WHAT YOU ARE ASKED TO DO: Turn the data below into a JSON list of strings with one string per line, and skip blank lines. Leave the pictures out of the answer.

RECORDS TO USE:
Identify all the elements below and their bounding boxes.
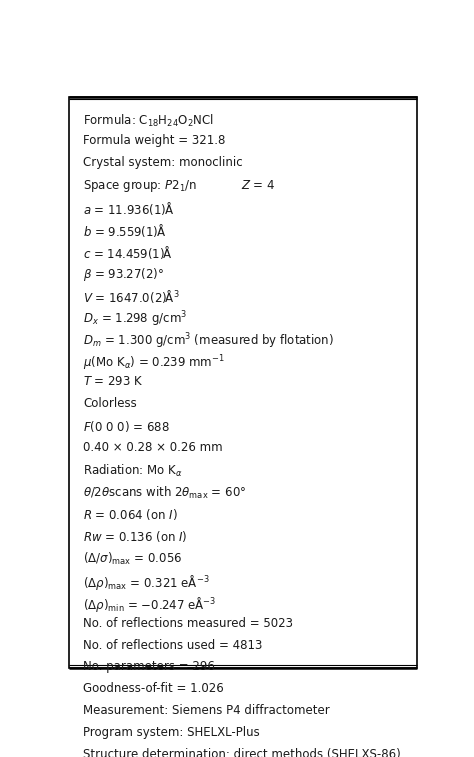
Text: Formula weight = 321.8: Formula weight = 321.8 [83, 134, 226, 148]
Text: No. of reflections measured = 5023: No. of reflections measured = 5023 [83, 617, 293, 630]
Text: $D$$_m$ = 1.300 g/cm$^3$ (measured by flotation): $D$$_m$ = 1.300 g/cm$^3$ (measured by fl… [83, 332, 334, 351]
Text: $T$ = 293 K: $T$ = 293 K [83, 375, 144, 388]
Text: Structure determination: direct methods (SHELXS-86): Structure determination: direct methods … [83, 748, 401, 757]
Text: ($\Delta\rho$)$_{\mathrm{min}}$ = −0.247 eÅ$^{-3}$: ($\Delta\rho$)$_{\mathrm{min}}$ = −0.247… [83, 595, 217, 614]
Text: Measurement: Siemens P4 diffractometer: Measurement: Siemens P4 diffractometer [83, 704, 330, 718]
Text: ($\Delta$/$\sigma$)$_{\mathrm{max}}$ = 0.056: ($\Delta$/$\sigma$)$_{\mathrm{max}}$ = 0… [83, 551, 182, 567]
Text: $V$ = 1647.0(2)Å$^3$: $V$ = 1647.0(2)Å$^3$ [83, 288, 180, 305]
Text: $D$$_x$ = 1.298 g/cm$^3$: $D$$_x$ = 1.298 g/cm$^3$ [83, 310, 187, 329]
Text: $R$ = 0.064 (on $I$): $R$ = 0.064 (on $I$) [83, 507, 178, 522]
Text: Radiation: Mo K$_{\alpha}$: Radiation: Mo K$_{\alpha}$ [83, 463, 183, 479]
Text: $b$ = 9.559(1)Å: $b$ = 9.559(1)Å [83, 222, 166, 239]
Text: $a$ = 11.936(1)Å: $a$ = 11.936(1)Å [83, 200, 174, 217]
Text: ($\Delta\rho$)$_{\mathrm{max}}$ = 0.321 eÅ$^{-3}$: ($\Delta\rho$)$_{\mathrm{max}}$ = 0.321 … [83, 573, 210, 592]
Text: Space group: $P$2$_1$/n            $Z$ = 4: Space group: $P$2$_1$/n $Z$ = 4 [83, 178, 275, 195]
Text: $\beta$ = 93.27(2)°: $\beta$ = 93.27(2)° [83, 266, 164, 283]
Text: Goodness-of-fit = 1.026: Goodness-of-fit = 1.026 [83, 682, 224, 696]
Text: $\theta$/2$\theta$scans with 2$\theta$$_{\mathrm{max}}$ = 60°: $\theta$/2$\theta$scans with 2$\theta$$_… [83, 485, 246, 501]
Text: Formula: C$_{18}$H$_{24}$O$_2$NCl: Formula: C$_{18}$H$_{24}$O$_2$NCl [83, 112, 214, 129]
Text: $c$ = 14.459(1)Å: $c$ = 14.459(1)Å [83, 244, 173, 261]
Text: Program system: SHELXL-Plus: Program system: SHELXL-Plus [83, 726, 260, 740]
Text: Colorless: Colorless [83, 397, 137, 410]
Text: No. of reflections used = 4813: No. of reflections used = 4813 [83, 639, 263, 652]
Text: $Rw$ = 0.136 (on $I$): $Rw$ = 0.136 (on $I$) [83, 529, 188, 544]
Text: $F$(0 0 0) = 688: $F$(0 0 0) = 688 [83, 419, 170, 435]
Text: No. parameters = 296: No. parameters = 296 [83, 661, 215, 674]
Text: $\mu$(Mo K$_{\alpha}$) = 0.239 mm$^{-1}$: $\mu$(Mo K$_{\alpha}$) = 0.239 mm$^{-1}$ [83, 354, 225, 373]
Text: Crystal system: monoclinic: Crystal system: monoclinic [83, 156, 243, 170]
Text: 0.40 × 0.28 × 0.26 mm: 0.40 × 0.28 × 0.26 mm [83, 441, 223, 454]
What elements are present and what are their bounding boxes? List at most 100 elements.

EXERCISE RESULT:
[
  "Identify all the elements below and their bounding boxes.",
  "Text: Formula weight = 321.8: Formula weight = 321.8 [83, 134, 226, 148]",
  "Text: No. of reflections measured = 5023: No. of reflections measured = 5023 [83, 617, 293, 630]",
  "Text: $D$$_m$ = 1.300 g/cm$^3$ (measured by flotation): $D$$_m$ = 1.300 g/cm$^3$ (measured by fl… [83, 332, 334, 351]",
  "Text: $T$ = 293 K: $T$ = 293 K [83, 375, 144, 388]",
  "Text: Structure determination: direct methods (SHELXS-86): Structure determination: direct methods … [83, 748, 401, 757]",
  "Text: ($\\Delta\\rho$)$_{\\mathrm{min}}$ = −0.247 eÅ$^{-3}$: ($\\Delta\\rho$)$_{\\mathrm{min}}$ = −0.247… [83, 595, 217, 614]",
  "Text: Measurement: Siemens P4 diffractometer: Measurement: Siemens P4 diffractometer [83, 704, 330, 718]",
  "Text: ($\\Delta$/$\\sigma$)$_{\\mathrm{max}}$ = 0.056: ($\\Delta$/$\\sigma$)$_{\\mathrm{max}}$ = 0… [83, 551, 182, 567]",
  "Text: $V$ = 1647.0(2)Å$^3$: $V$ = 1647.0(2)Å$^3$ [83, 288, 180, 305]",
  "Text: $D$$_x$ = 1.298 g/cm$^3$: $D$$_x$ = 1.298 g/cm$^3$ [83, 310, 187, 329]",
  "Text: $R$ = 0.064 (on $I$): $R$ = 0.064 (on $I$) [83, 507, 178, 522]",
  "Text: Radiation: Mo K$_{\\alpha}$: Radiation: Mo K$_{\\alpha}$ [83, 463, 183, 479]",
  "Text: $b$ = 9.559(1)Å: $b$ = 9.559(1)Å [83, 222, 166, 239]",
  "Text: $a$ = 11.936(1)Å: $a$ = 11.936(1)Å [83, 200, 174, 217]",
  "Text: ($\\Delta\\rho$)$_{\\mathrm{max}}$ = 0.321 eÅ$^{-3}$: ($\\Delta\\rho$)$_{\\mathrm{max}}$ = 0.321 … [83, 573, 210, 592]",
  "Text: Space group: $P$2$_1$/n            $Z$ = 4: Space group: $P$2$_1$/n $Z$ = 4 [83, 178, 275, 195]",
  "Text: $\\beta$ = 93.27(2)°: $\\beta$ = 93.27(2)° [83, 266, 164, 283]",
  "Text: Goodness-of-fit = 1.026: Goodness-of-fit = 1.026 [83, 682, 224, 696]",
  "Text: $\\theta$/2$\\theta$scans with 2$\\theta$$_{\\mathrm{max}}$ = 60°: $\\theta$/2$\\theta$scans with 2$\\theta$$_… [83, 485, 246, 501]",
  "Text: Formula: C$_{18}$H$_{24}$O$_2$NCl: Formula: C$_{18}$H$_{24}$O$_2$NCl [83, 112, 214, 129]",
  "Text: $c$ = 14.459(1)Å: $c$ = 14.459(1)Å [83, 244, 173, 261]",
  "Text: Program system: SHELXL-Plus: Program system: SHELXL-Plus [83, 726, 260, 740]",
  "Text: Colorless: Colorless [83, 397, 137, 410]",
  "Text: No. of reflections used = 4813: No. of reflections used = 4813 [83, 639, 263, 652]",
  "Text: $Rw$ = 0.136 (on $I$): $Rw$ = 0.136 (on $I$) [83, 529, 188, 544]",
  "Text: $F$(0 0 0) = 688: $F$(0 0 0) = 688 [83, 419, 170, 435]",
  "Text: No. parameters = 296: No. parameters = 296 [83, 661, 215, 674]",
  "Text: $\\mu$(Mo K$_{\\alpha}$) = 0.239 mm$^{-1}$: $\\mu$(Mo K$_{\\alpha}$) = 0.239 mm$^{-1}$ [83, 354, 225, 373]",
  "Text: Crystal system: monoclinic: Crystal system: monoclinic [83, 156, 243, 170]",
  "Text: 0.40 × 0.28 × 0.26 mm: 0.40 × 0.28 × 0.26 mm [83, 441, 223, 454]",
  "What elements are present and what are their bounding boxes? List at most 100 elements."
]